--- start ---

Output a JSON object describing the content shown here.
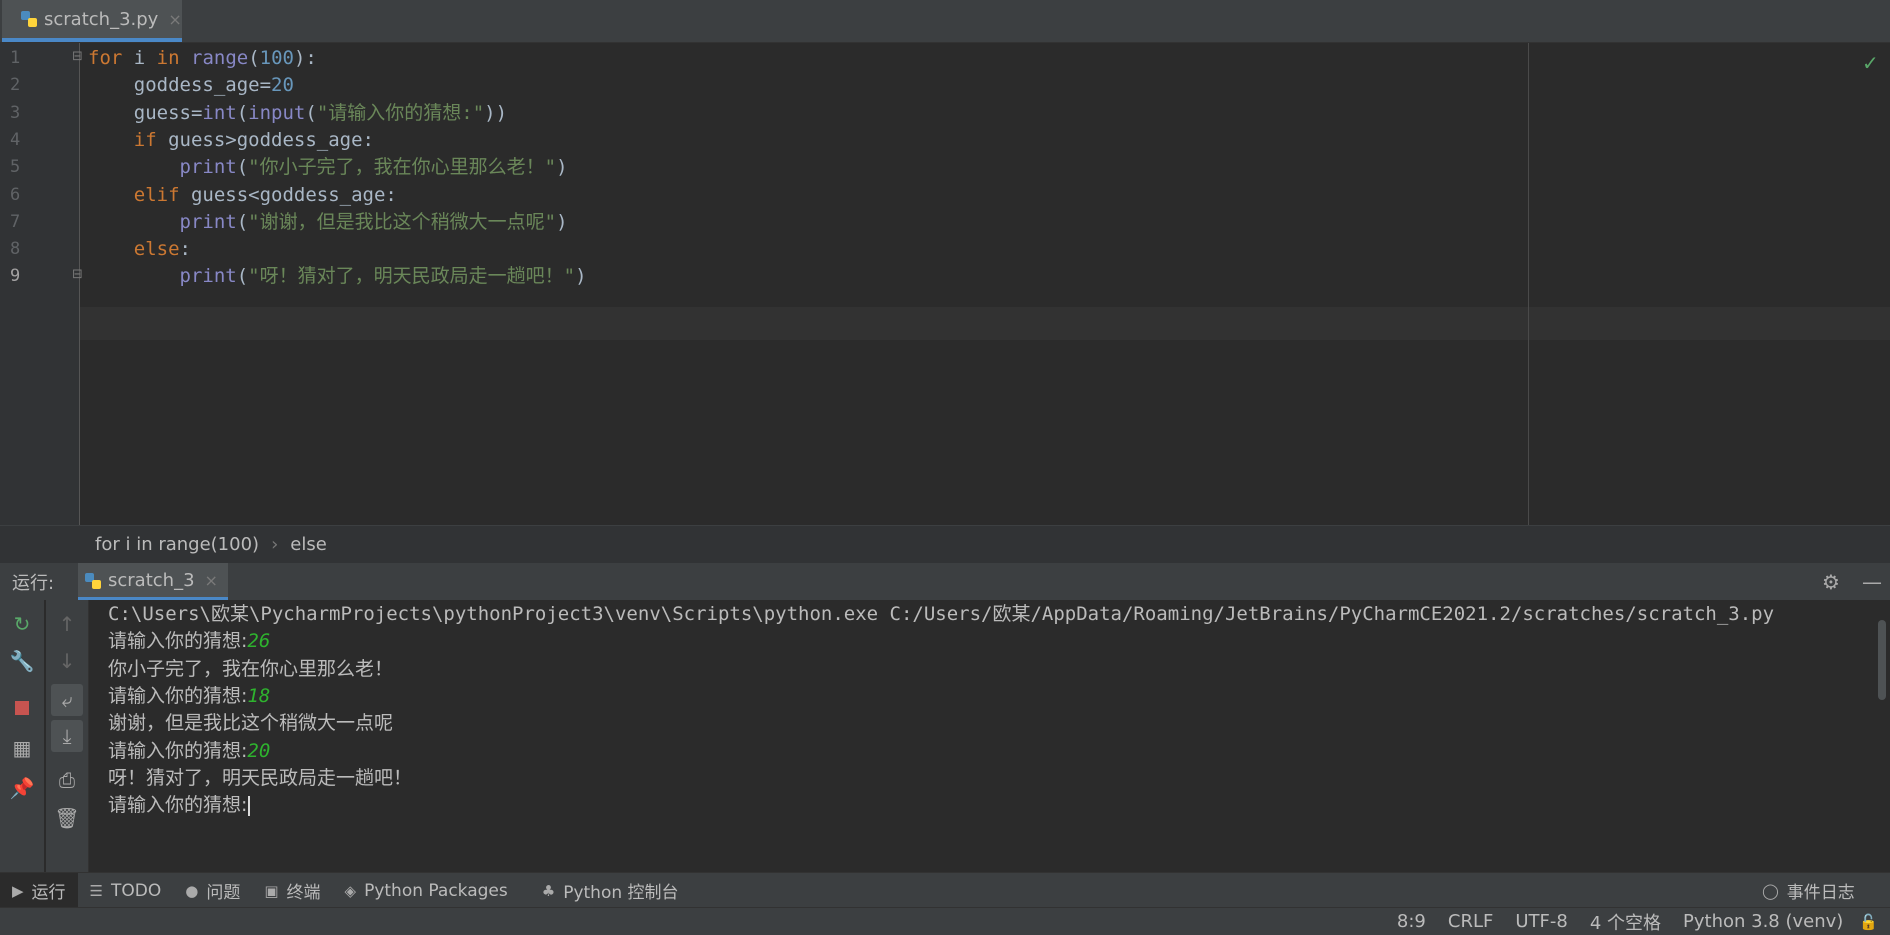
{
  "tab": {
    "filename": "scratch_3.py",
    "close": "×"
  },
  "editor": {
    "line_numbers": [
      "1",
      "2",
      "3",
      "4",
      "5",
      "6",
      "7",
      "8",
      "9"
    ],
    "lines": [
      [
        {
          "t": "for",
          "c": "kw"
        },
        {
          "t": " i ",
          "c": ""
        },
        {
          "t": "in",
          "c": "kw"
        },
        {
          "t": " ",
          "c": ""
        },
        {
          "t": "range",
          "c": "bi"
        },
        {
          "t": "(",
          "c": ""
        },
        {
          "t": "100",
          "c": "num"
        },
        {
          "t": "):",
          "c": ""
        }
      ],
      [
        {
          "t": "    goddess_age=",
          "c": ""
        },
        {
          "t": "20",
          "c": "num"
        }
      ],
      [
        {
          "t": "    guess=",
          "c": ""
        },
        {
          "t": "int",
          "c": "bi"
        },
        {
          "t": "(",
          "c": ""
        },
        {
          "t": "input",
          "c": "bi"
        },
        {
          "t": "(",
          "c": ""
        },
        {
          "t": "\"请输入你的猜想:\"",
          "c": "str"
        },
        {
          "t": "))",
          "c": ""
        }
      ],
      [
        {
          "t": "    ",
          "c": ""
        },
        {
          "t": "if",
          "c": "kw"
        },
        {
          "t": " guess>goddess_age:",
          "c": ""
        }
      ],
      [
        {
          "t": "        ",
          "c": ""
        },
        {
          "t": "print",
          "c": "bi"
        },
        {
          "t": "(",
          "c": ""
        },
        {
          "t": "\"你小子完了，我在你心里那么老！\"",
          "c": "str"
        },
        {
          "t": ")",
          "c": ""
        }
      ],
      [
        {
          "t": "    ",
          "c": ""
        },
        {
          "t": "elif",
          "c": "kw"
        },
        {
          "t": " guess<goddess_age:",
          "c": ""
        }
      ],
      [
        {
          "t": "        ",
          "c": ""
        },
        {
          "t": "print",
          "c": "bi"
        },
        {
          "t": "(",
          "c": ""
        },
        {
          "t": "\"谢谢，但是我比这个稍微大一点呢\"",
          "c": "str"
        },
        {
          "t": ")",
          "c": ""
        }
      ],
      [
        {
          "t": "    ",
          "c": ""
        },
        {
          "t": "else",
          "c": "kw"
        },
        {
          "t": ":",
          "c": ""
        }
      ],
      [
        {
          "t": "        ",
          "c": ""
        },
        {
          "t": "print",
          "c": "bi"
        },
        {
          "t": "(",
          "c": ""
        },
        {
          "t": "\"呀！猜对了，明天民政局走一趟吧！\"",
          "c": "str"
        },
        {
          "t": ")",
          "c": ""
        }
      ]
    ]
  },
  "breadcrumb": {
    "item1": "for i in range(100)",
    "sep": "›",
    "item2": "else"
  },
  "run": {
    "label": "运行:",
    "tab_name": "scratch_3",
    "tab_close": "×",
    "output": [
      {
        "text": "C:\\Users\\欧某\\PycharmProjects\\pythonProject3\\venv\\Scripts\\python.exe C:/Users/欧某/AppData/Roaming/JetBrains/PyCharmCE2021.2/scratches/scratch_3.py",
        "input": ""
      },
      {
        "text": "请输入你的猜想:",
        "input": "26"
      },
      {
        "text": "你小子完了，我在你心里那么老！",
        "input": ""
      },
      {
        "text": "请输入你的猜想:",
        "input": "18"
      },
      {
        "text": "谢谢，但是我比这个稍微大一点呢",
        "input": ""
      },
      {
        "text": "请输入你的猜想:",
        "input": "20"
      },
      {
        "text": "呀！猜对了，明天民政局走一趟吧！",
        "input": ""
      },
      {
        "text": "请输入你的猜想:",
        "input": ""
      }
    ]
  },
  "toolwindows": {
    "run": "运行",
    "todo": "TODO",
    "problems": "问题",
    "terminal": "终端",
    "packages": "Python Packages",
    "console": "Python 控制台",
    "event_log": "事件日志"
  },
  "status": {
    "position": "8:9",
    "line_sep": "CRLF",
    "encoding": "UTF-8",
    "indent": "4 个空格",
    "interpreter": "Python 3.8 (venv)"
  },
  "colors": {
    "accent": "#4a88c7",
    "input_green": "#2eb32e",
    "keyword": "#cc7832",
    "string": "#6a8759"
  }
}
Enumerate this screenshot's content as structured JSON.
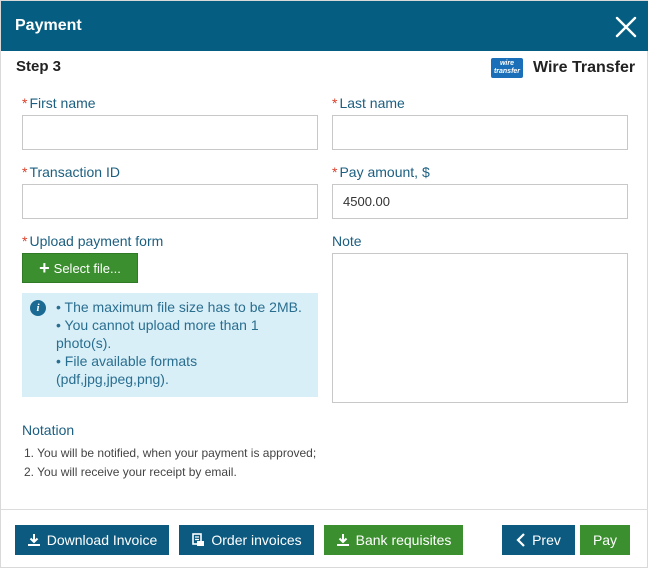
{
  "header": {
    "title": "Payment"
  },
  "step": "Step 3",
  "method": {
    "logo_text": "wire transfer",
    "name": "Wire Transfer"
  },
  "form": {
    "first_name": {
      "label": "First name",
      "value": ""
    },
    "last_name": {
      "label": "Last name",
      "value": ""
    },
    "transaction_id": {
      "label": "Transaction ID",
      "value": ""
    },
    "pay_amount": {
      "label": "Pay amount, $",
      "value": "4500.00"
    },
    "upload": {
      "label": "Upload payment form",
      "button": "Select file..."
    },
    "note": {
      "label": "Note",
      "value": ""
    },
    "required_mark": "*"
  },
  "info": {
    "icon": "i",
    "lines": [
      "• The maximum file size has to be 2MB.",
      "• You cannot upload more than 1",
      "photo(s).",
      "• File available formats",
      "(pdf,jpg,jpeg,png)."
    ]
  },
  "notation": {
    "title": "Notation",
    "items": [
      "1. You will be notified, when your payment is approved;",
      "2. You will receive your receipt by email."
    ]
  },
  "footer": {
    "download_invoice": "Download Invoice",
    "order_invoices": "Order invoices",
    "bank_requisites": "Bank requisites",
    "prev": "Prev",
    "pay": "Pay"
  },
  "colors": {
    "header": "#055e81",
    "primary_blue": "#0c5a80",
    "success_green": "#3c8f2f",
    "required_red": "#d9412b",
    "info_bg": "#d8eff8"
  }
}
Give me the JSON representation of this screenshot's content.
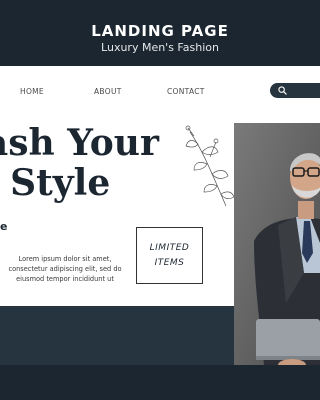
{
  "banner": {
    "title": "LANDING PAGE",
    "subtitle": "Luxury Men's Fashion"
  },
  "nav": {
    "items": [
      "HOME",
      "ABOUT",
      "CONTACT"
    ],
    "search_icon": "search-icon"
  },
  "hero": {
    "headline_line1": "eash Your",
    "headline_line2": "ic Style",
    "fragment": "e",
    "body_lines": [
      "Lorem ipsum dolor sit amet,",
      "consectetur adipiscing elit, sed do",
      "eiusmod tempor incididunt ut"
    ],
    "box_line1": "LIMITED",
    "box_line2": "ITEMS"
  },
  "colors": {
    "dark_navy": "#1b2631",
    "band_navy": "#26343f",
    "white": "#ffffff"
  }
}
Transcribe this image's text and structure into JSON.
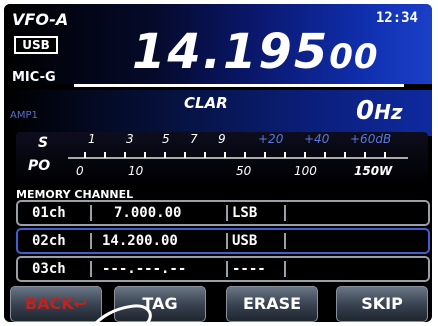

--- end ---

▶ **The problem**: Lines containing the word "screenshot" must all be returned from the material above.

▶ **Task output**:
Enumerate this screenshot's content as structured JSON.
Give me the JSON representation of this screenshot's content.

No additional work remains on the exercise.